● Material for this task
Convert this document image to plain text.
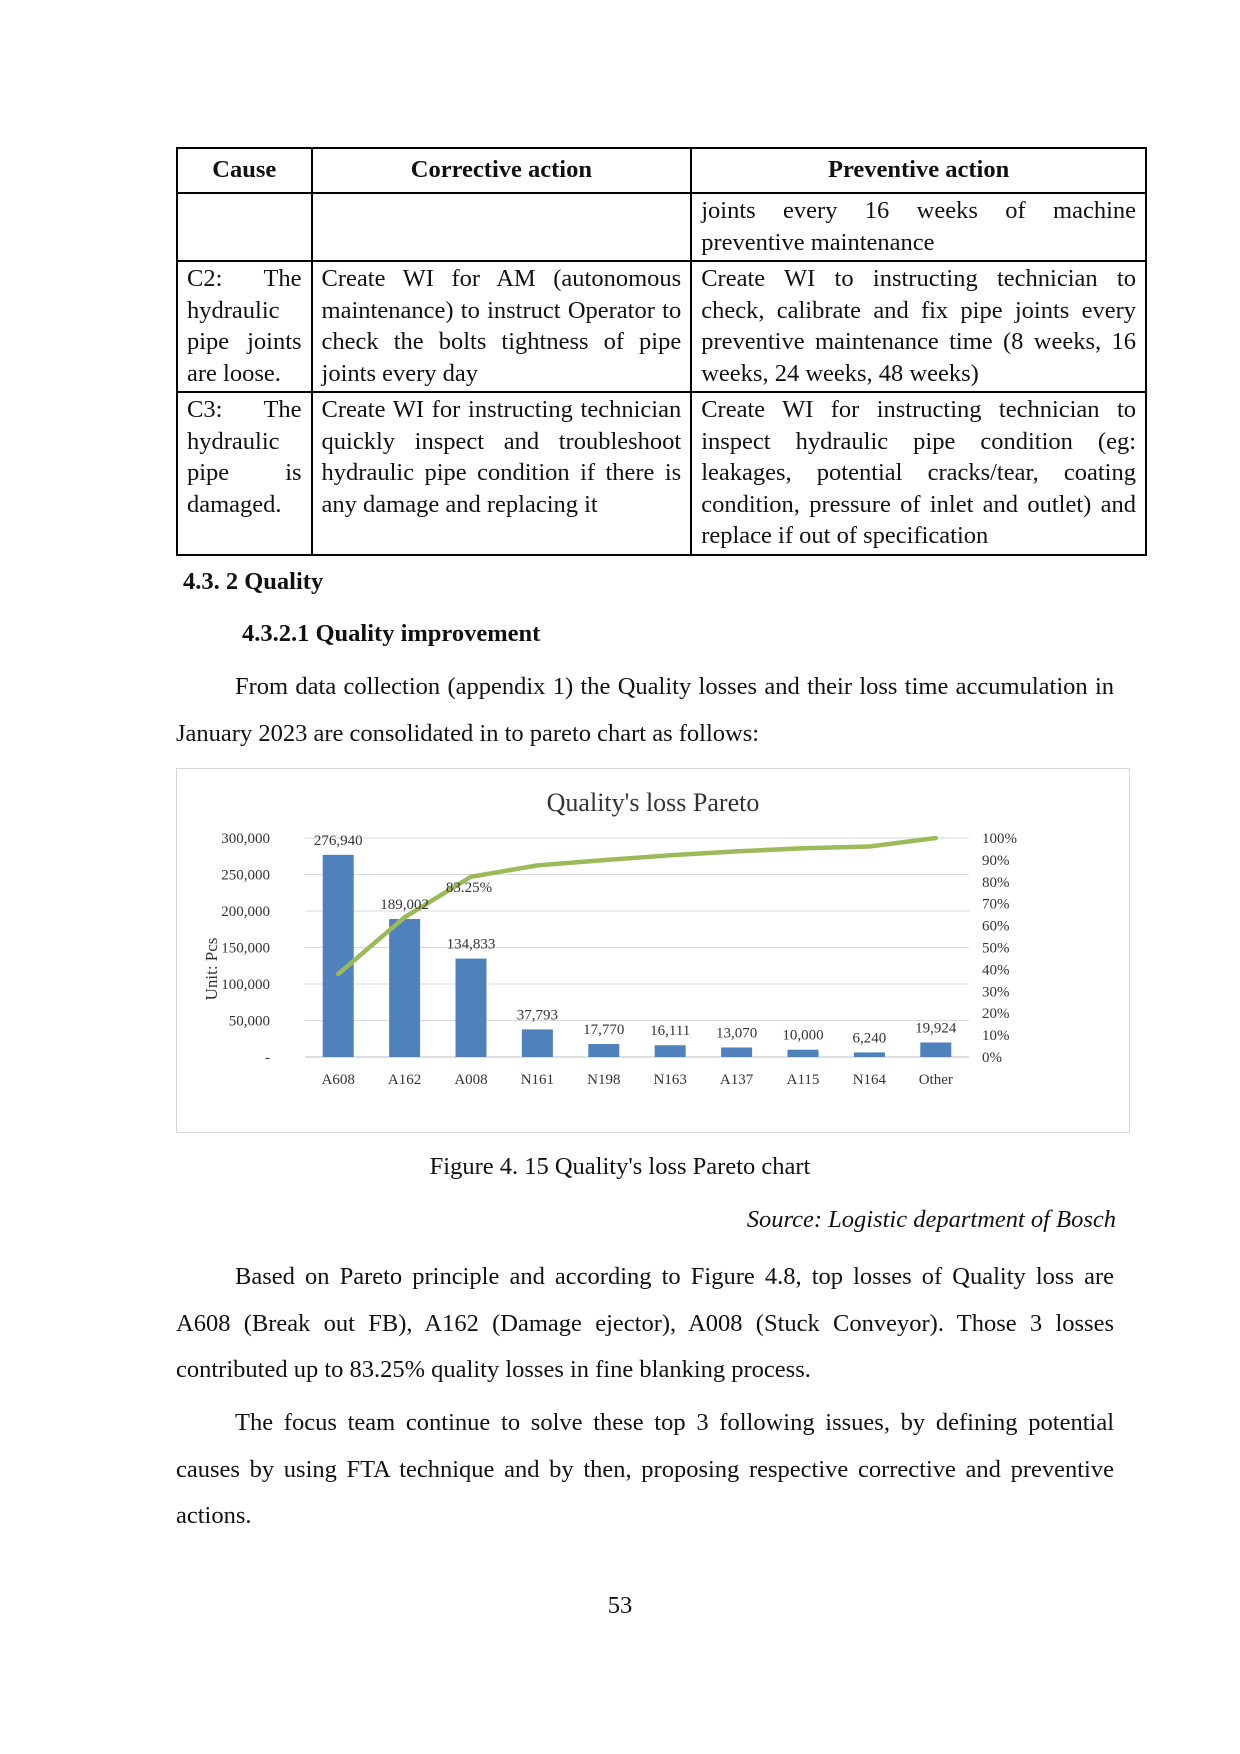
Cause	Corrective action	Preventive action
		joints every 16 weeks of machine preventive maintenance
C2: The hydraulic pipe joints are loose.	Create WI for AM (autonomous maintenance) to instruct Operator to check the bolts tightness of pipe joints every day	Create WI to instructing technician to check, calibrate and fix pipe joints every preventive maintenance time (8 weeks, 16 weeks, 24 weeks, 48 weeks)
C3: The hydraulic pipe is damaged.	Create WI for instructing technician quickly inspect and troubleshoot hydraulic pipe condition if there is any damage and replacing it	Create WI for instructing technician to inspect hydraulic pipe condition (eg: leakages, potential cracks/tear, coating condition, pressure of inlet and outlet) and replace if out of specification
4.3. 2 Quality
4.3.2.1 Quality improvement

From data collection (appendix 1) the Quality losses and their loss time accumulation in January 2023 are consolidated in to pareto chart as follows:

Quality's loss Pareto
Unit: Pcs
-
50,000
100,000
150,000
200,000
250,000
300,000
0%
10%
20%
30%
40%
50%
60%
70%
80%
90%
100%
276,940
A608
189,002
A162
134,833
A008
37,793
N161
17,770
N198
16,111
N163
13,070
A137
10,000
A115
6,240
N164
19,924
Other
83.25%
Figure 4. 15 Quality's loss Pareto chart
Source: Logistic department of Bosch

Based on Pareto principle and according to Figure 4.8, top losses of Quality loss are A608 (Break out FB), A162 (Damage ejector), A008 (Stuck Conveyor). Those 3 losses contributed up to 83.25% quality losses in fine blanking process.

The focus team continue to solve these top 3 following issues, by defining potential causes by using FTA technique and by then, proposing respective corrective and preventive actions.

53
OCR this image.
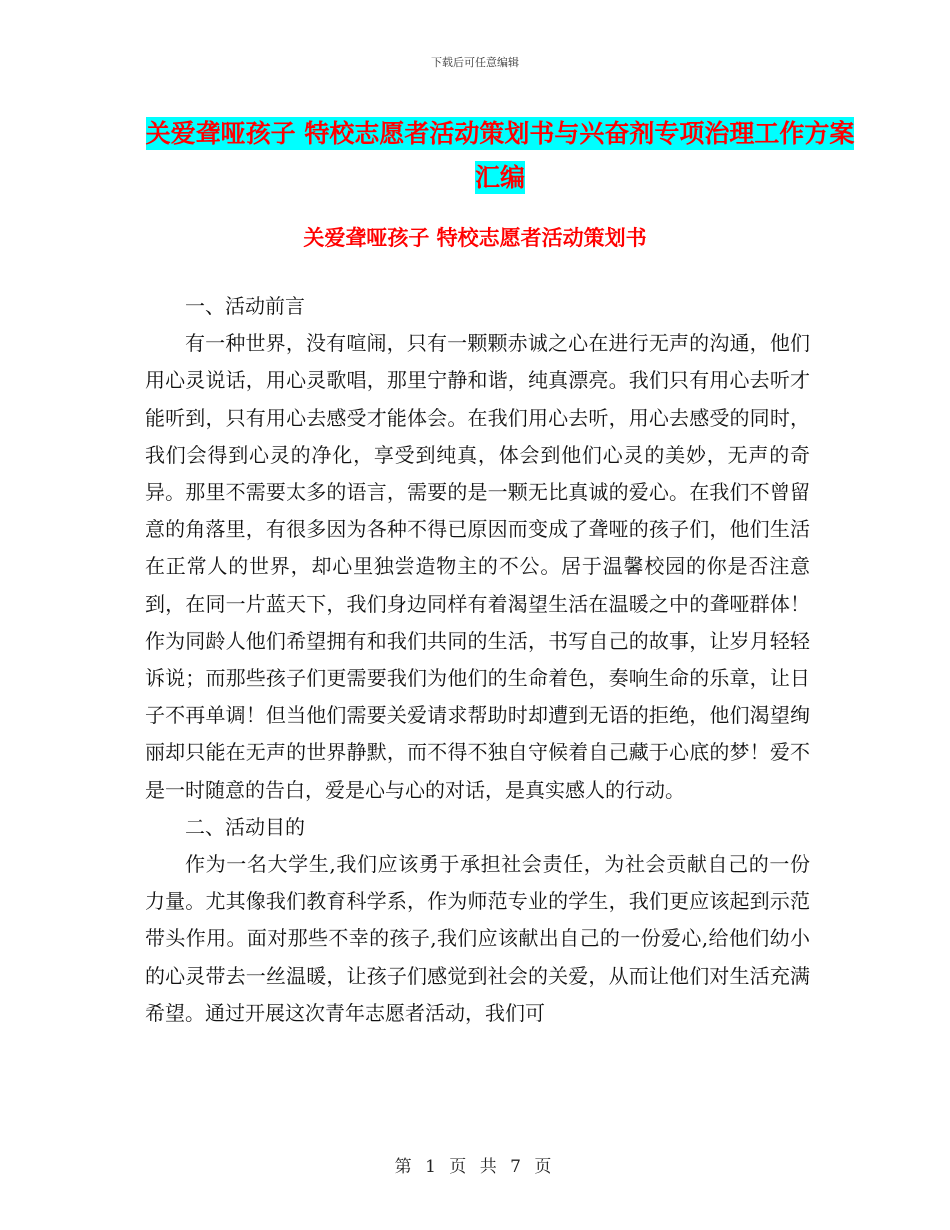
下载后可任意编辑
关爱聋哑孩子 特校志愿者活动策划书与兴奋剂专项治理工作方案汇编
关爱聋哑孩子 特校志愿者活动策划书

一、活动前言

有一种世界，没有喧闹，只有一颗颗赤诚之心在进行无声的沟通，他们用心灵说话，用心灵歌唱，那里宁静和谐，纯真漂亮。我们只有用心去听才能听到，只有用心去感受才能体会。在我们用心去听，用心去感受的同时，我们会得到心灵的净化，享受到纯真，体会到他们心灵的美妙，无声的奇异。那里不需要太多的语言，需要的是一颗无比真诚的爱心。在我们不曾留意的角落里，有很多因为各种不得已原因而变成了聋哑的孩子们，他们生活在正常人的世界，却心里独尝造物主的不公。居于温馨校园的你是否注意到，在同一片蓝天下，我们身边同样有着渴望生活在温暖之中的聋哑群体！作为同龄人他们希望拥有和我们共同的生活，书写自己的故事，让岁月轻轻诉说；而那些孩子们更需要我们为他们的生命着色，奏响生命的乐章，让日子不再单调！但当他们需要关爱请求帮助时却遭到无语的拒绝，他们渴望绚丽却只能在无声的世界静默，而不得不独自守候着自己藏于心底的梦！爱不是一时随意的告白，爱是心与心的对话，是真实感人的行动。

二、活动目的

作为一名大学生,我们应该勇于承担社会责任，为社会贡献自己的一份力量。尤其像我们教育科学系，作为师范专业的学生，我们更应该起到示范带头作用。面对那些不幸的孩子,我们应该献出自己的一份爱心,给他们幼小的心灵带去一丝温暖，让孩子们感觉到社会的关爱，从而让他们对生活充满希望。通过开展这次青年志愿者活动，我们可

第 1 页 共 7 页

● Your task
Keep the pictures out of the copy and write out the data exactly as it stands.

● Result of this task
Convert this document image to plain text.
Cause	Corrective action	Preventive action
		joints every 16 weeks of machine preventive maintenance
C2: The hydraulic pipe joints are loose.	Create WI for AM (autonomous maintenance) to instruct Operator to check the bolts tightness of pipe joints every day	Create WI to instructing technician to check, calibrate and fix pipe joints every preventive maintenance time (8 weeks, 16 weeks, 24 weeks, 48 weeks)
C3: The hydraulic pipe is damaged.	Create WI for instructing technician quickly inspect and troubleshoot hydraulic pipe condition if there is any damage and replacing it	Create WI for instructing technician to inspect hydraulic pipe condition (eg: leakages, potential cracks/tear, coating condition, pressure of inlet and outlet) and replace if out of specification
4.3. 2 Quality
4.3.2.1 Quality improvement

From data collection (appendix 1) the Quality losses and their loss time accumulation in January 2023 are consolidated in to pareto chart as follows:

Quality's loss Pareto
Unit: Pcs
-
50,000
100,000
150,000
200,000
250,000
300,000
0%
10%
20%
30%
40%
50%
60%
70%
80%
90%
100%
276,940
A608
189,002
A162
134,833
A008
37,793
N161
17,770
N198
16,111
N163
13,070
A137
10,000
A115
6,240
N164
19,924
Other
83.25%
Figure 4. 15 Quality's loss Pareto chart
Source: Logistic department of Bosch

Based on Pareto principle and according to Figure 4.8, top losses of Quality loss are A608 (Break out FB), A162 (Damage ejector), A008 (Stuck Conveyor). Those 3 losses contributed up to 83.25% quality losses in fine blanking process.

The focus team continue to solve these top 3 following issues, by defining potential causes by using FTA technique and by then, proposing respective corrective and preventive actions.

53
OCR this image.
下载后可任意编辑
关爱聋哑孩子 特校志愿者活动策划书与兴奋剂专项治理工作方案汇编
关爱聋哑孩子 特校志愿者活动策划书

一、活动前言

有一种世界，没有喧闹，只有一颗颗赤诚之心在进行无声的沟通，他们用心灵说话，用心灵歌唱，那里宁静和谐，纯真漂亮。我们只有用心去听才能听到，只有用心去感受才能体会。在我们用心去听，用心去感受的同时，我们会得到心灵的净化，享受到纯真，体会到他们心灵的美妙，无声的奇异。那里不需要太多的语言，需要的是一颗无比真诚的爱心。在我们不曾留意的角落里，有很多因为各种不得已原因而变成了聋哑的孩子们，他们生活在正常人的世界，却心里独尝造物主的不公。居于温馨校园的你是否注意到，在同一片蓝天下，我们身边同样有着渴望生活在温暖之中的聋哑群体！作为同龄人他们希望拥有和我们共同的生活，书写自己的故事，让岁月轻轻诉说；而那些孩子们更需要我们为他们的生命着色，奏响生命的乐章，让日子不再单调！但当他们需要关爱请求帮助时却遭到无语的拒绝，他们渴望绚丽却只能在无声的世界静默，而不得不独自守候着自己藏于心底的梦！爱不是一时随意的告白，爱是心与心的对话，是真实感人的行动。

二、活动目的

作为一名大学生,我们应该勇于承担社会责任，为社会贡献自己的一份力量。尤其像我们教育科学系，作为师范专业的学生，我们更应该起到示范带头作用。面对那些不幸的孩子,我们应该献出自己的一份爱心,给他们幼小的心灵带去一丝温暖，让孩子们感觉到社会的关爱，从而让他们对生活充满希望。通过开展这次青年志愿者活动，我们可

第 1 页 共 7 页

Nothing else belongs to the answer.